-- BEGIN Data lines --

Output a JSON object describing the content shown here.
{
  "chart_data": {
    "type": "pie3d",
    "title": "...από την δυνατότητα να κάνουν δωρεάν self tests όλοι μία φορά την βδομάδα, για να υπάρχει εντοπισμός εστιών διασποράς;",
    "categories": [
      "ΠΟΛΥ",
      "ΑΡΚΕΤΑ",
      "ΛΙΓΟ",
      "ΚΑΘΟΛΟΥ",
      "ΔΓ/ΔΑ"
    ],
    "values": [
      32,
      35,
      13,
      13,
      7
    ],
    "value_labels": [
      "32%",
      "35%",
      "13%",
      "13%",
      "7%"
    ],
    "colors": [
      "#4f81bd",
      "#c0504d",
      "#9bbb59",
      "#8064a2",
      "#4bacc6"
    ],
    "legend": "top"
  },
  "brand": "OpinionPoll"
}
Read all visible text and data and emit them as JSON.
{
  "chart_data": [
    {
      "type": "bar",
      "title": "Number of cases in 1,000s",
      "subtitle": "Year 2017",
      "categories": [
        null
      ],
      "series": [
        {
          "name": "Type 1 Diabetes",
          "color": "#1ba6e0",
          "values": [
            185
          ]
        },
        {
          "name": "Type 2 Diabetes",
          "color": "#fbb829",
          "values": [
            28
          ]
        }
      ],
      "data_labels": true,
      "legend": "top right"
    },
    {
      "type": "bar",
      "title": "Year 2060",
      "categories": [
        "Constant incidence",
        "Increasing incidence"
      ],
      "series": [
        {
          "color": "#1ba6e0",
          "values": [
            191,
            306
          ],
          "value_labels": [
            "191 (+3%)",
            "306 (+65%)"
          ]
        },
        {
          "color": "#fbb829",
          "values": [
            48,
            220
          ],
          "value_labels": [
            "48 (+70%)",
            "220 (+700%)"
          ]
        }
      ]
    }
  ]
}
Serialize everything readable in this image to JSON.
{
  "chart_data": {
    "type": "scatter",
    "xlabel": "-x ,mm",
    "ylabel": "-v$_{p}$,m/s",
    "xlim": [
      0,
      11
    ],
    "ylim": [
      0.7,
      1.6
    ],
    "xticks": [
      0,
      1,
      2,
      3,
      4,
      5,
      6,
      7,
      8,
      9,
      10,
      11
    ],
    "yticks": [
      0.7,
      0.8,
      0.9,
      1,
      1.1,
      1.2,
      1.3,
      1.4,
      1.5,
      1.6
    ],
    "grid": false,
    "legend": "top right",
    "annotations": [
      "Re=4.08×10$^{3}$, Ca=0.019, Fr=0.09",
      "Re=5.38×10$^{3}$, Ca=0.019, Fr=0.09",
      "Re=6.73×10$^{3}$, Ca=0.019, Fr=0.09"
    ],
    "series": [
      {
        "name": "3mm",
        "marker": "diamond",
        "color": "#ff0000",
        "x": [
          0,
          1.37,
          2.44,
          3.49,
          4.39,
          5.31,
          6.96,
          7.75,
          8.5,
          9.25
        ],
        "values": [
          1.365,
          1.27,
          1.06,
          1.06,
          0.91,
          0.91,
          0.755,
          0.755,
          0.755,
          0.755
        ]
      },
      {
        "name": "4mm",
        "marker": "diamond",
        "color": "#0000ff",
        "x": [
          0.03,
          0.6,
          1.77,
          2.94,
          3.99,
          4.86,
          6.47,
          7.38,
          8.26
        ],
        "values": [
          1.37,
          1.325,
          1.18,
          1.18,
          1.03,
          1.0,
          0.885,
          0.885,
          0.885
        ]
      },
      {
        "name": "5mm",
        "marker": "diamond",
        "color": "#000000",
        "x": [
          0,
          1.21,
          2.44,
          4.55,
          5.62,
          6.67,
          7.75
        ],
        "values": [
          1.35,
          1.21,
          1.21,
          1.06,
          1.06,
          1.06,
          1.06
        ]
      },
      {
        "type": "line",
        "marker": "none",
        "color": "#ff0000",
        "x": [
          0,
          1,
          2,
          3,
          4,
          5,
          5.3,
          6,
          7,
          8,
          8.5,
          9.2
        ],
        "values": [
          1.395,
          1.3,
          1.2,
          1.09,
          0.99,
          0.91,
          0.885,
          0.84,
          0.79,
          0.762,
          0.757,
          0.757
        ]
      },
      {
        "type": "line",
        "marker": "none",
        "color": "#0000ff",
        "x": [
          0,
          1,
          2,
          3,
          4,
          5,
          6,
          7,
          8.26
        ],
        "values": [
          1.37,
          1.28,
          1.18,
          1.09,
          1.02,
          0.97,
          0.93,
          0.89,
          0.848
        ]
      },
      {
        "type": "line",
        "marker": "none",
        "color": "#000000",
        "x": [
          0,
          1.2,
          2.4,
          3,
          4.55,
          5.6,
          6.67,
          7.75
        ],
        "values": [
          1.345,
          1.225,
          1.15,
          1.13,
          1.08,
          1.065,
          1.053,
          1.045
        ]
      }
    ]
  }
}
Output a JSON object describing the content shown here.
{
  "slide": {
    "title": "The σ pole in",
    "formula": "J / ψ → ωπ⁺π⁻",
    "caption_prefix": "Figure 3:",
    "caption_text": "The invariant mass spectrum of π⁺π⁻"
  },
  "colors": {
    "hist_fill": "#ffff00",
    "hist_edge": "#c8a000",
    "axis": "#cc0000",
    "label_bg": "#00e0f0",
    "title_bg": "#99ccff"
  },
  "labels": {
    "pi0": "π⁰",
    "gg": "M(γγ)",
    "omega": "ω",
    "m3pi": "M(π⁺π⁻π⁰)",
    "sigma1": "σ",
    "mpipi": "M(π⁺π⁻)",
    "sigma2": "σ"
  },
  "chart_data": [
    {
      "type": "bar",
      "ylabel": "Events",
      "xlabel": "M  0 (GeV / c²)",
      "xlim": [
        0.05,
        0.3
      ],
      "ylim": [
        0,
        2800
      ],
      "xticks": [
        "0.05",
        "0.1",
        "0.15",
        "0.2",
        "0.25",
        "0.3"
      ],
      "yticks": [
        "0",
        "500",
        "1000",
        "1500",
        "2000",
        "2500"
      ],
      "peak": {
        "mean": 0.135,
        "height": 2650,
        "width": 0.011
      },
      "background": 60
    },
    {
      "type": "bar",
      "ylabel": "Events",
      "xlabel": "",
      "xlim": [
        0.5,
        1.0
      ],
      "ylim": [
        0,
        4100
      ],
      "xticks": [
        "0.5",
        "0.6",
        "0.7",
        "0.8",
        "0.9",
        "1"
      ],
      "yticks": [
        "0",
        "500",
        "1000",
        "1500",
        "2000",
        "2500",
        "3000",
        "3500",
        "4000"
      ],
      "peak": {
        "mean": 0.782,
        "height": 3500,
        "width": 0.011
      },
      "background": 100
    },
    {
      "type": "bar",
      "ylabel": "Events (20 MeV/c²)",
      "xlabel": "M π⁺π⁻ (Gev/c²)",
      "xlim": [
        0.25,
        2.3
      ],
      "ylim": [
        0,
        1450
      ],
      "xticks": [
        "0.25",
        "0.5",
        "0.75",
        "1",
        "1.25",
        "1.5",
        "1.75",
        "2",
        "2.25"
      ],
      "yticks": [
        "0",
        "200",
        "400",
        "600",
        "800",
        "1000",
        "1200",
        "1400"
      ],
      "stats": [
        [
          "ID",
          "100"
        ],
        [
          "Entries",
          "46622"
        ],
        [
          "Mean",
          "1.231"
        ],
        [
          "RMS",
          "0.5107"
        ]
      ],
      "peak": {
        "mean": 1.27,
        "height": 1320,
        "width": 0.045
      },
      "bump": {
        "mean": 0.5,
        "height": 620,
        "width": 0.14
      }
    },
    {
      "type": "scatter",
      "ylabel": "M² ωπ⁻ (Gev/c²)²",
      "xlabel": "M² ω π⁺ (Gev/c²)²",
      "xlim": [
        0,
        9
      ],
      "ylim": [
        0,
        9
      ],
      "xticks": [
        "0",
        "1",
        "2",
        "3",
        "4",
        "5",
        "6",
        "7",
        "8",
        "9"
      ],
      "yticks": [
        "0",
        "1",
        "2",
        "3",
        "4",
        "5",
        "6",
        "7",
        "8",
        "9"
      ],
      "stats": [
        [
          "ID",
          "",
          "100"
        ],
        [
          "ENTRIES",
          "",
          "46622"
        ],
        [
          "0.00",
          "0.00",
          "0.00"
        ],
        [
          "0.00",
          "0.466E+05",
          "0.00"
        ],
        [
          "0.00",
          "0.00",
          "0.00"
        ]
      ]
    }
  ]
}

-- END Data lines --

**Task requirements**:
Look through the records and gather each line with the word "incidence".

**Exercise output**:
        "Constant incidence",
        "Increasing incidence"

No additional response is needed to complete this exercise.